YOUR OBJECTIVE | Repeat the listing in full. Nothing may be added or left out.

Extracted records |
= = = = =

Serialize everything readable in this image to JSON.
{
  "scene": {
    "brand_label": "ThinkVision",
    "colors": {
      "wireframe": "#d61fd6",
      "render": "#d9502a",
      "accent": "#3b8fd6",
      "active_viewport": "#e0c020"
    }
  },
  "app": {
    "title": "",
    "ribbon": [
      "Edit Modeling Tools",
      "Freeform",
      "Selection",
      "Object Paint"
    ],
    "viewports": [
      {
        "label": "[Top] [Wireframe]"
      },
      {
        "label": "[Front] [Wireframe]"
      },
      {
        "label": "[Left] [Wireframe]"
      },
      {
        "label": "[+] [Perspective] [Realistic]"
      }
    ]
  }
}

= = = = =

CORRECT OUTPUT |
Serialize everything readable in this image to JSON.
{
  "scene": {
    "brand_label": "ThinkVision",
    "colors": {
      "wireframe": "#d61fd6",
      "render": "#d9502a",
      "accent": "#3b8fd6",
      "active_viewport": "#e0c020"
    }
  },
  "app": {
    "title": "",
    "ribbon": [
      "Edit Modeling Tools",
      "Freeform",
      "Selection",
      "Object Paint"
    ],
    "viewports": [
      {
        "label": "[Top] [Wireframe]"
      },
      {
        "label": "[Front] [Wireframe]"
      },
      {
        "label": "[Left] [Wireframe]"
      },
      {
        "label": "[+] [Perspective] [Realistic]"
      }
    ]
  }
}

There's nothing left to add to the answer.